(GIVEN PROBLEM) Of the lines in the entries, how many hold the word "were"? Give that number alone.

(PROVIDED DATA)

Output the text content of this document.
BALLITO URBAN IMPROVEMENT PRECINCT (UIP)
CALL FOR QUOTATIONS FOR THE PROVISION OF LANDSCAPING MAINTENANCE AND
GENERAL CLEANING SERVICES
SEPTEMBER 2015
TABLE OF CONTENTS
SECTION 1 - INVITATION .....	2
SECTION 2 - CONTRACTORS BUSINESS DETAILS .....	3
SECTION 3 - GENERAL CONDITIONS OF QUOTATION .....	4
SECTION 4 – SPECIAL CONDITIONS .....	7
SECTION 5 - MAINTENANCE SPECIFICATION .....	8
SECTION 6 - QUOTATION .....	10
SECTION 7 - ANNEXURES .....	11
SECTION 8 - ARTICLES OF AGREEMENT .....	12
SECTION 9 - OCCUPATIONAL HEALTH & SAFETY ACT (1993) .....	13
---
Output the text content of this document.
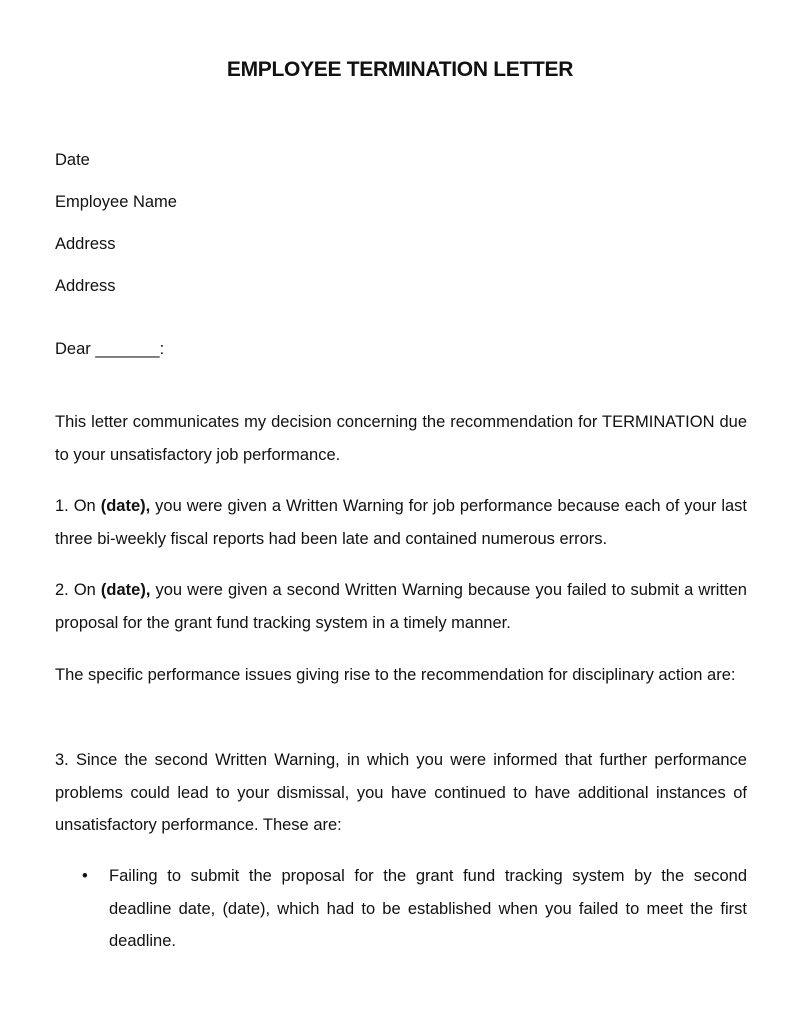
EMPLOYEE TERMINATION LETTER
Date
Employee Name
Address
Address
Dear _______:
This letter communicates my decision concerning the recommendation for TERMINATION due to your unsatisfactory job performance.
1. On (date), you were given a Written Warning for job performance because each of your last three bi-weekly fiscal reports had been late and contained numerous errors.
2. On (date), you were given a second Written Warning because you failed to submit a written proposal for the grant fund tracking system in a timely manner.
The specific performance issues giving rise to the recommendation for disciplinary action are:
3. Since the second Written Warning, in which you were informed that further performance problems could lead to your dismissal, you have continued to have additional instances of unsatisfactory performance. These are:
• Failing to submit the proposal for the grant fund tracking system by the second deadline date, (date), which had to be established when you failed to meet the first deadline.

(SOLVED PROBLEM) 3